--- Reading text ---

The subprime tide has carried the ocean back to its ancestral home. Up and down the coast are the beached naked corpses of the real estate bust, looking downright unpleasant without their clothes. There are: the drowned shaky lenders, like New Century, who lent money to those who could never repay it; the once lean and mean hedge funds, whose risk modeling gave as much cover as Britney's skirts; and the whales, like Countrywide who now look silly in a bikini, having protested all along they had on a wet suit up to their ears.

There won't be any lessons learned from this debacle because regulators always fight the last war -- and investors do, too. Instead of looking out for the next bubble and avoiding the inevitable denial that will surround it, these players will end up retching at the phrase "real estate" without ever understanding the enemy was not an asset class, but themselves. I saw the same psychological phenomenon after the Internet collapse when investors renounced all stocks, never learning that the problem was speculating in the wrong ones. These same people went headlong into real estate taking out adjustable rate mortgages on overvalued property, never realizing that in a game of musical chairs, the music always stops.

--- Data excerpt ---

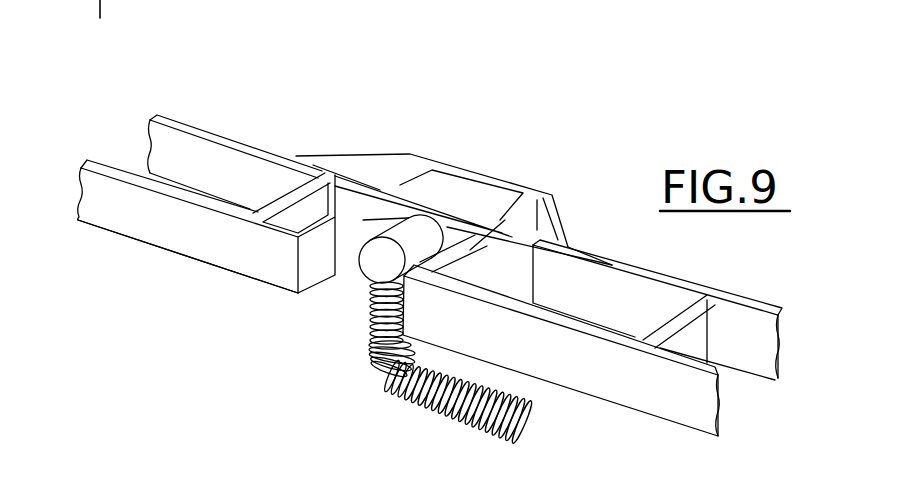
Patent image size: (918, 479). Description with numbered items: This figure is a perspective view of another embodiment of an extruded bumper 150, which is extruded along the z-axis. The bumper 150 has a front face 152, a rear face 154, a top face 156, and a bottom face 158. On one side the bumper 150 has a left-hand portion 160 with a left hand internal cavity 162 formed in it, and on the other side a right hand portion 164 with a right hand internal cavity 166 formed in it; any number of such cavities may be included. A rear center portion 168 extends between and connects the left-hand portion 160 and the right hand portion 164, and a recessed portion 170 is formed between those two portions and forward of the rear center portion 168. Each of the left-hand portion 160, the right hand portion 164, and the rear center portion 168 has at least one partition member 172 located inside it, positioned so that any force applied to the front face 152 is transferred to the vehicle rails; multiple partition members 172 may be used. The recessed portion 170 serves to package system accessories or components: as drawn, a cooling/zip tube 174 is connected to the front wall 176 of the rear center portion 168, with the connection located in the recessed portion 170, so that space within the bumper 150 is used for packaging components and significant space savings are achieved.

---

Reproduce the real estate bust text verbatim. Begin at the words containing "There won't be" and stop after "music always stops.".

There won't be any lessons learned from this debacle because regulators always fight the last war -- and investors do, too. Instead of looking out for the next bubble and avoiding the inevitable denial that will surround it, these players will end up retching at the phrase "real estate" without ever understanding the enemy was not an asset class, but themselves. I saw the same psychological phenomenon after the Internet collapse when investors renounced all stocks, never learning that the problem was speculating in the wrong ones. These same people went headlong into real estate taking out adjustable rate mortgages on overvalued property, never realizing that in a game of musical chairs, the music always stops.